> DIRECTION:
Look at the entries below and reproduce them exactly.

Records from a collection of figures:
------------------------------------

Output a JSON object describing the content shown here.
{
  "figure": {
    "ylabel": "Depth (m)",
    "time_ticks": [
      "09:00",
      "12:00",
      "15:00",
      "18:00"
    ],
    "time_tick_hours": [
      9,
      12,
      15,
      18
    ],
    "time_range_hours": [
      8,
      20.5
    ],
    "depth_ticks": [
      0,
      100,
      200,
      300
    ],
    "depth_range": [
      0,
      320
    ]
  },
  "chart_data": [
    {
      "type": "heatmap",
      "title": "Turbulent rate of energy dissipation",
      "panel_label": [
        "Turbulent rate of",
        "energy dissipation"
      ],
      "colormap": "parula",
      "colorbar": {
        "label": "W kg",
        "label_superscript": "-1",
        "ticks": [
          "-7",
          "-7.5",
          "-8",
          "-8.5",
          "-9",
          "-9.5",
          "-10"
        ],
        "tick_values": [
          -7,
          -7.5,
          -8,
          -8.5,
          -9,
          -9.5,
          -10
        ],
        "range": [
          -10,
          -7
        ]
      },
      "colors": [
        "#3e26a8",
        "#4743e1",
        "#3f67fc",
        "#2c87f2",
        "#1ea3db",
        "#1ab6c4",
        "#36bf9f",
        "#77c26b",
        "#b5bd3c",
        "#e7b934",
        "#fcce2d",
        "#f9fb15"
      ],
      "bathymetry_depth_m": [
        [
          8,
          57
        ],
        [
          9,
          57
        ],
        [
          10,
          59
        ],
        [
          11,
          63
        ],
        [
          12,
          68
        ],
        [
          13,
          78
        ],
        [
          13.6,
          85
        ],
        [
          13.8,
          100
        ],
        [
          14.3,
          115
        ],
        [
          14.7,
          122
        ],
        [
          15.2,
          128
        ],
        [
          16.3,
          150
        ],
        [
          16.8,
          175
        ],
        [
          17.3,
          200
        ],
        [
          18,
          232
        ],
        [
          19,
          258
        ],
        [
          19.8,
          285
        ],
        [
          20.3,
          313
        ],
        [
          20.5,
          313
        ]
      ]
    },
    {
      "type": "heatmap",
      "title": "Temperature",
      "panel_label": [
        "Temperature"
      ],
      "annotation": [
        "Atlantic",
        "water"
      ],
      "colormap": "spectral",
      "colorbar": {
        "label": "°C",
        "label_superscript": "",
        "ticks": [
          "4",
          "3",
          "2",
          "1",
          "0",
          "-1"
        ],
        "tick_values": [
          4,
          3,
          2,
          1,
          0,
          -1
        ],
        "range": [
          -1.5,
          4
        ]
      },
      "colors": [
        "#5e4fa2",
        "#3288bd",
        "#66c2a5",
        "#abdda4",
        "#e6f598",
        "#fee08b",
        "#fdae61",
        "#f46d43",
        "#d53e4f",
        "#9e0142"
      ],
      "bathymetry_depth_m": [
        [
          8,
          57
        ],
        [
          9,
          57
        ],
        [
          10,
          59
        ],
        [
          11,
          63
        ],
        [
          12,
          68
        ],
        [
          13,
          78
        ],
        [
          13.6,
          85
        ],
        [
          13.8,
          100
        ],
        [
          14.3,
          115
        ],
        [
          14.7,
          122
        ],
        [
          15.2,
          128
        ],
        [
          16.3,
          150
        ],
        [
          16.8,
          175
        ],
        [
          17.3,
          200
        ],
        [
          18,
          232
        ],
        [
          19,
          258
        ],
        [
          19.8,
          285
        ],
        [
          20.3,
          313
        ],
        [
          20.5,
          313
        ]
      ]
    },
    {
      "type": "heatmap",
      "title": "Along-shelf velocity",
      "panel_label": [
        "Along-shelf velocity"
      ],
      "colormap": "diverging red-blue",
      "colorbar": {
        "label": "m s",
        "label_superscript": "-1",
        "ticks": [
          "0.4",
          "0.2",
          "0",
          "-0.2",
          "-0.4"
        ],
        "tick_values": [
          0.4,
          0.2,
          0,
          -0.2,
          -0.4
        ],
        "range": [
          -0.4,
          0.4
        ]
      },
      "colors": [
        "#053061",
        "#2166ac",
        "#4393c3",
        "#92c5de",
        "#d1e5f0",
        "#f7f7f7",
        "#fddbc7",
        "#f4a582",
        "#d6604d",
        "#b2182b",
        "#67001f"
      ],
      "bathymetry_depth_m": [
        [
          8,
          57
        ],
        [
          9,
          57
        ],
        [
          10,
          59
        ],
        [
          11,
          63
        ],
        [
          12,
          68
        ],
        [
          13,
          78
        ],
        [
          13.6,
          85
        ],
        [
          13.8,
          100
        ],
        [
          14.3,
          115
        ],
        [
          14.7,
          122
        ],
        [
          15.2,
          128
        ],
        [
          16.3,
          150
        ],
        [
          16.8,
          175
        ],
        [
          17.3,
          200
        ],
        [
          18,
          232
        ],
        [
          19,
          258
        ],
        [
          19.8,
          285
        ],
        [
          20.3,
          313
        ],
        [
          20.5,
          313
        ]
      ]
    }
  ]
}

------------------------------------

> CORRECT ANSWER:
Output a JSON object describing the content shown here.
{
  "figure": {
    "ylabel": "Depth (m)",
    "time_ticks": [
      "09:00",
      "12:00",
      "15:00",
      "18:00"
    ],
    "time_tick_hours": [
      9,
      12,
      15,
      18
    ],
    "time_range_hours": [
      8,
      20.5
    ],
    "depth_ticks": [
      0,
      100,
      200,
      300
    ],
    "depth_range": [
      0,
      320
    ]
  },
  "chart_data": [
    {
      "type": "heatmap",
      "title": "Turbulent rate of energy dissipation",
      "panel_label": [
        "Turbulent rate of",
        "energy dissipation"
      ],
      "colormap": "parula",
      "colorbar": {
        "label": "W kg",
        "label_superscript": "-1",
        "ticks": [
          "-7",
          "-7.5",
          "-8",
          "-8.5",
          "-9",
          "-9.5",
          "-10"
        ],
        "tick_values": [
          -7,
          -7.5,
          -8,
          -8.5,
          -9,
          -9.5,
          -10
        ],
        "range": [
          -10,
          -7
        ]
      },
      "colors": [
        "#3e26a8",
        "#4743e1",
        "#3f67fc",
        "#2c87f2",
        "#1ea3db",
        "#1ab6c4",
        "#36bf9f",
        "#77c26b",
        "#b5bd3c",
        "#e7b934",
        "#fcce2d",
        "#f9fb15"
      ],
      "bathymetry_depth_m": [
        [
          8,
          57
        ],
        [
          9,
          57
        ],
        [
          10,
          59
        ],
        [
          11,
          63
        ],
        [
          12,
          68
        ],
        [
          13,
          78
        ],
        [
          13.6,
          85
        ],
        [
          13.8,
          100
        ],
        [
          14.3,
          115
        ],
        [
          14.7,
          122
        ],
        [
          15.2,
          128
        ],
        [
          16.3,
          150
        ],
        [
          16.8,
          175
        ],
        [
          17.3,
          200
        ],
        [
          18,
          232
        ],
        [
          19,
          258
        ],
        [
          19.8,
          285
        ],
        [
          20.3,
          313
        ],
        [
          20.5,
          313
        ]
      ]
    },
    {
      "type": "heatmap",
      "title": "Temperature",
      "panel_label": [
        "Temperature"
      ],
      "annotation": [
        "Atlantic",
        "water"
      ],
      "colormap": "spectral",
      "colorbar": {
        "label": "°C",
        "label_superscript": "",
        "ticks": [
          "4",
          "3",
          "2",
          "1",
          "0",
          "-1"
        ],
        "tick_values": [
          4,
          3,
          2,
          1,
          0,
          -1
        ],
        "range": [
          -1.5,
          4
        ]
      },
      "colors": [
        "#5e4fa2",
        "#3288bd",
        "#66c2a5",
        "#abdda4",
        "#e6f598",
        "#fee08b",
        "#fdae61",
        "#f46d43",
        "#d53e4f",
        "#9e0142"
      ],
      "bathymetry_depth_m": [
        [
          8,
          57
        ],
        [
          9,
          57
        ],
        [
          10,
          59
        ],
        [
          11,
          63
        ],
        [
          12,
          68
        ],
        [
          13,
          78
        ],
        [
          13.6,
          85
        ],
        [
          13.8,
          100
        ],
        [
          14.3,
          115
        ],
        [
          14.7,
          122
        ],
        [
          15.2,
          128
        ],
        [
          16.3,
          150
        ],
        [
          16.8,
          175
        ],
        [
          17.3,
          200
        ],
        [
          18,
          232
        ],
        [
          19,
          258
        ],
        [
          19.8,
          285
        ],
        [
          20.3,
          313
        ],
        [
          20.5,
          313
        ]
      ]
    },
    {
      "type": "heatmap",
      "title": "Along-shelf velocity",
      "panel_label": [
        "Along-shelf velocity"
      ],
      "colormap": "diverging red-blue",
      "colorbar": {
        "label": "m s",
        "label_superscript": "-1",
        "ticks": [
          "0.4",
          "0.2",
          "0",
          "-0.2",
          "-0.4"
        ],
        "tick_values": [
          0.4,
          0.2,
          0,
          -0.2,
          -0.4
        ],
        "range": [
          -0.4,
          0.4
        ]
      },
      "colors": [
        "#053061",
        "#2166ac",
        "#4393c3",
        "#92c5de",
        "#d1e5f0",
        "#f7f7f7",
        "#fddbc7",
        "#f4a582",
        "#d6604d",
        "#b2182b",
        "#67001f"
      ],
      "bathymetry_depth_m": [
        [
          8,
          57
        ],
        [
          9,
          57
        ],
        [
          10,
          59
        ],
        [
          11,
          63
        ],
        [
          12,
          68
        ],
        [
          13,
          78
        ],
        [
          13.6,
          85
        ],
        [
          13.8,
          100
        ],
        [
          14.3,
          115
        ],
        [
          14.7,
          122
        ],
        [
          15.2,
          128
        ],
        [
          16.3,
          150
        ],
        [
          16.8,
          175
        ],
        [
          17.3,
          200
        ],
        [
          18,
          232
        ],
        [
          19,
          258
        ],
        [
          19.8,
          285
        ],
        [
          20.3,
          313
        ],
        [
          20.5,
          313
        ]
      ]
    }
  ]
}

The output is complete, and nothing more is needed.